## Start
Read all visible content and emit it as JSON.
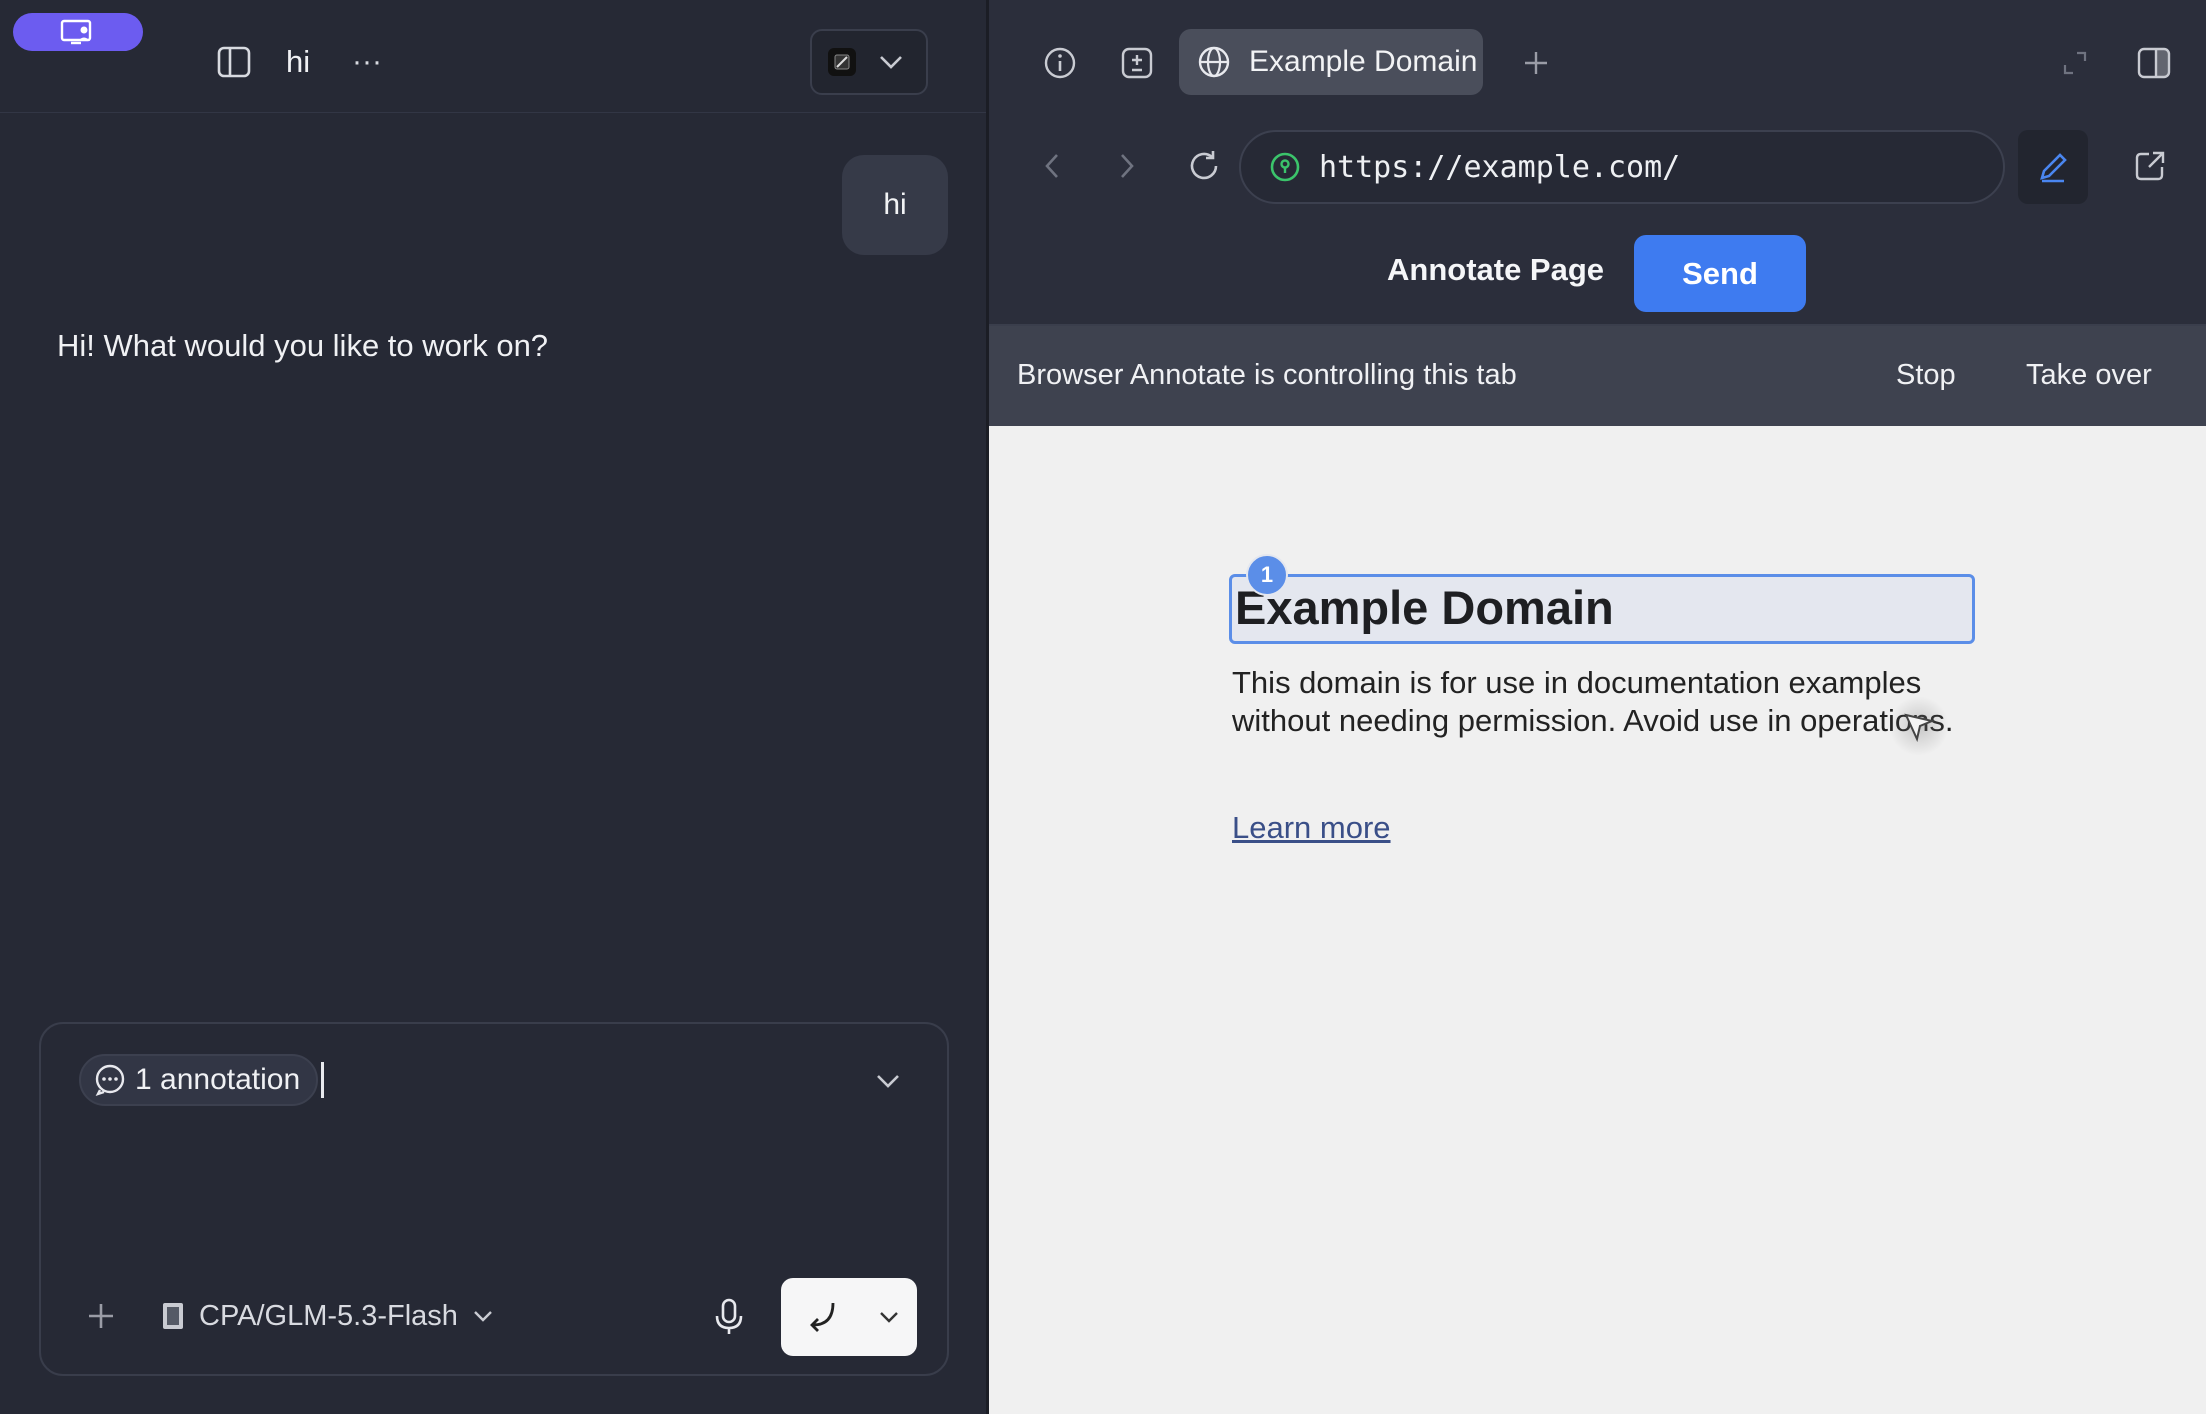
{
  "chat": {
    "title": "hi",
    "more_label": "···",
    "messages": {
      "user": "hi",
      "assistant": "Hi! What would you like to work on?"
    },
    "composer": {
      "annotation_chip": "1 annotation",
      "model": "CPA/GLM-5.3-Flash"
    }
  },
  "browser": {
    "tab_title": "Example Domain",
    "url": "https://example.com/",
    "annotate_title": "Annotate Page",
    "send_label": "Send",
    "control_text": "Browser Annotate is controlling this tab",
    "stop_label": "Stop",
    "takeover_label": "Take over",
    "page": {
      "heading": "Example Domain",
      "badge": "1",
      "paragraph": "This domain is for use in documentation examples without needing permission. Avoid use in operations.",
      "link": "Learn more"
    }
  },
  "colors": {
    "accent_purple": "#6c5cf0",
    "send_blue": "#3e7bf0",
    "highlight_blue": "#5b8ee8",
    "link": "#3a4f88",
    "secure_green": "#3bc46b"
  }
}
## End
**Exercise instructions**. Which lines above contain the word "Annotate"? Copy each of them.

**Solution**.
    "annotate_title": "Annotate Page",
    "control_text": "Browser Annotate is controlling this tab",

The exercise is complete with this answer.